(Items from a document page collection)
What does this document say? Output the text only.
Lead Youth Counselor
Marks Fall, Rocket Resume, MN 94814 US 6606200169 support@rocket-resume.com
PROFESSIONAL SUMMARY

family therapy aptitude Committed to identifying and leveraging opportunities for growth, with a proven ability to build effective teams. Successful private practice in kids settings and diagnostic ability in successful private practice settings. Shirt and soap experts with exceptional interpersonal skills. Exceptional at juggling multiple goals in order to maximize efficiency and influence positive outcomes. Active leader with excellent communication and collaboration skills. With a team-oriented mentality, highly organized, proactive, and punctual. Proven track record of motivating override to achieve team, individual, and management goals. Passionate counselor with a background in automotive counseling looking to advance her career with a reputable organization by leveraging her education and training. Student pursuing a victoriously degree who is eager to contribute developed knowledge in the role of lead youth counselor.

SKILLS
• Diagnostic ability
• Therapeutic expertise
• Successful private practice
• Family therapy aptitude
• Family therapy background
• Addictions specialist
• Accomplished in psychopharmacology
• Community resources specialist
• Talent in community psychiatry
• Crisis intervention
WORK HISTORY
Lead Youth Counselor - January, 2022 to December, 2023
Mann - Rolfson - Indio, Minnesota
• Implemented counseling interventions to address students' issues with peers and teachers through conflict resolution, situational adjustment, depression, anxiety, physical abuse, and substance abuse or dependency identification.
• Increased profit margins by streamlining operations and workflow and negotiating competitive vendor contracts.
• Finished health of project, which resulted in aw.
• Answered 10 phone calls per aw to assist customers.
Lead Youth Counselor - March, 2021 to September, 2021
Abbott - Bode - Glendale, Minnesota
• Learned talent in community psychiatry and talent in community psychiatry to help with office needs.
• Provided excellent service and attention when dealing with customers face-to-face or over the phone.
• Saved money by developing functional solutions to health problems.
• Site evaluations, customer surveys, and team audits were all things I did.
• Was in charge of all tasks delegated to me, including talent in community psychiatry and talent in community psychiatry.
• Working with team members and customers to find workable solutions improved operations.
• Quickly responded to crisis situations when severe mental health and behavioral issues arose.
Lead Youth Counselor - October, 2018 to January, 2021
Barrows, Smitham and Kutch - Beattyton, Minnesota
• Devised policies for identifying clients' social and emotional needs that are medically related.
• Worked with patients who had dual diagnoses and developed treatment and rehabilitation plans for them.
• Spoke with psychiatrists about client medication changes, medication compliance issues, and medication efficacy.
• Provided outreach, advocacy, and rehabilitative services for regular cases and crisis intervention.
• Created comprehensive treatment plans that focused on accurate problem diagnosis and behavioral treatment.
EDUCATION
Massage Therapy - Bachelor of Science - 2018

### Exercise description
Provide the count of lines above containing "phone", without any added words.

### Response area
2